• _TASK BRIEF_: Treat the line containing "Transcribe the text in this document." as the first line and the final line of the material below as the last; reproduce that range exactly.

(Dataset rows)
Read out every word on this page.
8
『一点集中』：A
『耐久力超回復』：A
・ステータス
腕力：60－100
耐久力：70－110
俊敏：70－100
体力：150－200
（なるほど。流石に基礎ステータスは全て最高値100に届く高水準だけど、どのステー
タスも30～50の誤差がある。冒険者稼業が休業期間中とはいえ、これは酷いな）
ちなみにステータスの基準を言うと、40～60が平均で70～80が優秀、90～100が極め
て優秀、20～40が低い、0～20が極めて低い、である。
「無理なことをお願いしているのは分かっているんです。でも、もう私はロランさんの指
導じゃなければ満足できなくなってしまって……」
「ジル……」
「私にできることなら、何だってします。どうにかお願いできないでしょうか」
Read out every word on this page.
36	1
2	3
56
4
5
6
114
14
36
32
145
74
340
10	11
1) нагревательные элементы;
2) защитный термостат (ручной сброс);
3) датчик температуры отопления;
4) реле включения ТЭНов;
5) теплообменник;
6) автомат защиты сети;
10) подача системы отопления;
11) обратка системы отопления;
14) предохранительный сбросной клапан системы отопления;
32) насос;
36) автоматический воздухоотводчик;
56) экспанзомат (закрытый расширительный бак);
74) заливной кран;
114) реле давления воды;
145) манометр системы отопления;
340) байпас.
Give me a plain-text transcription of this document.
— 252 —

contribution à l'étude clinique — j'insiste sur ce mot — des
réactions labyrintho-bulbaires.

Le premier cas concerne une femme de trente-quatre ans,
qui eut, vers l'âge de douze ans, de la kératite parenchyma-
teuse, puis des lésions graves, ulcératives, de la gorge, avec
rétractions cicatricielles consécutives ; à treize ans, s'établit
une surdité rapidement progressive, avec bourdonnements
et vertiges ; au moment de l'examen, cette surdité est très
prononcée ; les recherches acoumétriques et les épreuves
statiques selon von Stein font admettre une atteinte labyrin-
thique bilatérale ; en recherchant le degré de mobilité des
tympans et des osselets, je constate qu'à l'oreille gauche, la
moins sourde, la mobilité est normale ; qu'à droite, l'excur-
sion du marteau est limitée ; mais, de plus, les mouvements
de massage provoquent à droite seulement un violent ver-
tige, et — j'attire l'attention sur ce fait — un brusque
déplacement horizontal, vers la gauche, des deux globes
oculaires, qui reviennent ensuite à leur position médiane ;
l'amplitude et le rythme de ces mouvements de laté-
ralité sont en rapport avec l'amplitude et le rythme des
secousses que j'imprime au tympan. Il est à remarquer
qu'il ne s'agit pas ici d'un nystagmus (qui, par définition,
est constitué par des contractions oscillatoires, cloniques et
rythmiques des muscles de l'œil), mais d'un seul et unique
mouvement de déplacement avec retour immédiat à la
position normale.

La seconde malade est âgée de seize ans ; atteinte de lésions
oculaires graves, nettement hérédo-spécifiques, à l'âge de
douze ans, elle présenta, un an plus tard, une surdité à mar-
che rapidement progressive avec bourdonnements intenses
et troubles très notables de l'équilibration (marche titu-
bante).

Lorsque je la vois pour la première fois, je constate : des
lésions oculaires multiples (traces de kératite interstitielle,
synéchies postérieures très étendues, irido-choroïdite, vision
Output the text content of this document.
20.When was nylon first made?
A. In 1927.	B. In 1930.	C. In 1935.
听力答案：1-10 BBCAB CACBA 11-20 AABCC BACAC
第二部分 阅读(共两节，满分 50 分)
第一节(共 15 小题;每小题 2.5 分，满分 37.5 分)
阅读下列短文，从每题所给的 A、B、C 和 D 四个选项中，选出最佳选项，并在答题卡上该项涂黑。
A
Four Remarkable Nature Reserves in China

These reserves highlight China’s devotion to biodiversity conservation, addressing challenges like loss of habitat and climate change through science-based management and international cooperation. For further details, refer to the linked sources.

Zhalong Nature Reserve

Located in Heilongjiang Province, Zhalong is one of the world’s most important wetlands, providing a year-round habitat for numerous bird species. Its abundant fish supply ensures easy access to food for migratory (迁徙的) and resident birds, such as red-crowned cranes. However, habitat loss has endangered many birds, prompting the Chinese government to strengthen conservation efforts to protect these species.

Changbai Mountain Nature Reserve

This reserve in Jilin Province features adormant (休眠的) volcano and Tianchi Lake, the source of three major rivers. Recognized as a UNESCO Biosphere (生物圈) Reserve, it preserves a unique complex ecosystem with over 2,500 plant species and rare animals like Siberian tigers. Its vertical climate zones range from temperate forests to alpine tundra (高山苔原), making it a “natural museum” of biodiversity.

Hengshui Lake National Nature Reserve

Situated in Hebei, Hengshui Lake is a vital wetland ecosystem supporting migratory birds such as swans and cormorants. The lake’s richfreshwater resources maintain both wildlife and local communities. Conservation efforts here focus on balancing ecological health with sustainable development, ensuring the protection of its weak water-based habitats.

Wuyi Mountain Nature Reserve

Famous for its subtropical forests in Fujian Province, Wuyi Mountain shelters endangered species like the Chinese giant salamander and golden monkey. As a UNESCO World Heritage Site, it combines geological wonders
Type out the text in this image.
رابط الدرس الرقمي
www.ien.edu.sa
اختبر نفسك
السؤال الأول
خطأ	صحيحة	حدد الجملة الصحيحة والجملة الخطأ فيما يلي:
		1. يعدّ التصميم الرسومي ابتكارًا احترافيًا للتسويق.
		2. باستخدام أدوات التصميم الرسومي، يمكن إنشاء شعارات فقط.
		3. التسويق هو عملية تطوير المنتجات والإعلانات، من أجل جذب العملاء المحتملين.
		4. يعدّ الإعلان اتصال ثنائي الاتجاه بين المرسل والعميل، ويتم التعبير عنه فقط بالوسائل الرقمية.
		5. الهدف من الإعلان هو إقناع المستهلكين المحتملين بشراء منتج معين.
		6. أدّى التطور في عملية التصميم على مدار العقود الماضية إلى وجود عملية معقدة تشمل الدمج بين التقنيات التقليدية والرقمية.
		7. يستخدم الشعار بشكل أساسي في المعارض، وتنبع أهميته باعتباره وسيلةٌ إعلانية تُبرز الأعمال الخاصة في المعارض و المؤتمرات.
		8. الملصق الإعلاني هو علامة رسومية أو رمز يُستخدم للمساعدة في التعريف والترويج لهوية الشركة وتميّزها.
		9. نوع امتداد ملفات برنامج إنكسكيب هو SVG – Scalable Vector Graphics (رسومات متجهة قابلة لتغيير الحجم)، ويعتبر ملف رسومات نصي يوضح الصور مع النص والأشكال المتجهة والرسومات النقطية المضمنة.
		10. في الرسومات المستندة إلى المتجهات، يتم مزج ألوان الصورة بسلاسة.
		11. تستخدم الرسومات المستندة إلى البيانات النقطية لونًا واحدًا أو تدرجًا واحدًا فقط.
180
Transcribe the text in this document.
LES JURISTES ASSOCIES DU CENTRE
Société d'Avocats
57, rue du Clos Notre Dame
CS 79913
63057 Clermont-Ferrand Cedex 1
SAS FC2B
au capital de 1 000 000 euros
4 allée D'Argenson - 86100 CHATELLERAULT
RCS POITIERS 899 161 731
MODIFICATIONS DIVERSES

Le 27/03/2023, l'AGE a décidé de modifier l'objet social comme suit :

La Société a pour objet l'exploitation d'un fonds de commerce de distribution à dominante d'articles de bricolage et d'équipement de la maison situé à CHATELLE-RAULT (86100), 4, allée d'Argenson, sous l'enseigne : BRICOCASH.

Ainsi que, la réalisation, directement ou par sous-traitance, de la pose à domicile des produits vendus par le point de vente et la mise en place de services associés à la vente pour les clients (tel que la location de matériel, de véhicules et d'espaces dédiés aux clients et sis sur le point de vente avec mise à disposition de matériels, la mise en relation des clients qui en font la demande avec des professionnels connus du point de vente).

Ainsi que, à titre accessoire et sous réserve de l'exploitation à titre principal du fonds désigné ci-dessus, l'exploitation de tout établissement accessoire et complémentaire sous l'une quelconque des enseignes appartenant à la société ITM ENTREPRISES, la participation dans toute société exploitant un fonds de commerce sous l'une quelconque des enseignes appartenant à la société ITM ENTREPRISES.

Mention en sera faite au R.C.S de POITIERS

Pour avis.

• _ANSWER TO THE EXERCISE_:
Transcribe the text in this document.
LES JURISTES ASSOCIES DU CENTRE
Société d'Avocats
57, rue du Clos Notre Dame
CS 79913
63057 Clermont-Ferrand Cedex 1
SAS FC2B
au capital de 1 000 000 euros
4 allée D'Argenson - 86100 CHATELLERAULT
RCS POITIERS 899 161 731
MODIFICATIONS DIVERSES

Le 27/03/2023, l'AGE a décidé de modifier l'objet social comme suit :

La Société a pour objet l'exploitation d'un fonds de commerce de distribution à dominante d'articles de bricolage et d'équipement de la maison situé à CHATELLE-RAULT (86100), 4, allée d'Argenson, sous l'enseigne : BRICOCASH.

Ainsi que, la réalisation, directement ou par sous-traitance, de la pose à domicile des produits vendus par le point de vente et la mise en place de services associés à la vente pour les clients (tel que la location de matériel, de véhicules et d'espaces dédiés aux clients et sis sur le point de vente avec mise à disposition de matériels, la mise en relation des clients qui en font la demande avec des professionnels connus du point de vente).

Ainsi que, à titre accessoire et sous réserve de l'exploitation à titre principal du fonds désigné ci-dessus, l'exploitation de tout établissement accessoire et complémentaire sous l'une quelconque des enseignes appartenant à la société ITM ENTREPRISES, la participation dans toute société exploitant un fonds de commerce sous l'une quelconque des enseignes appartenant à la société ITM ENTREPRISES.

Mention en sera faite au R.C.S de POITIERS

Pour avis.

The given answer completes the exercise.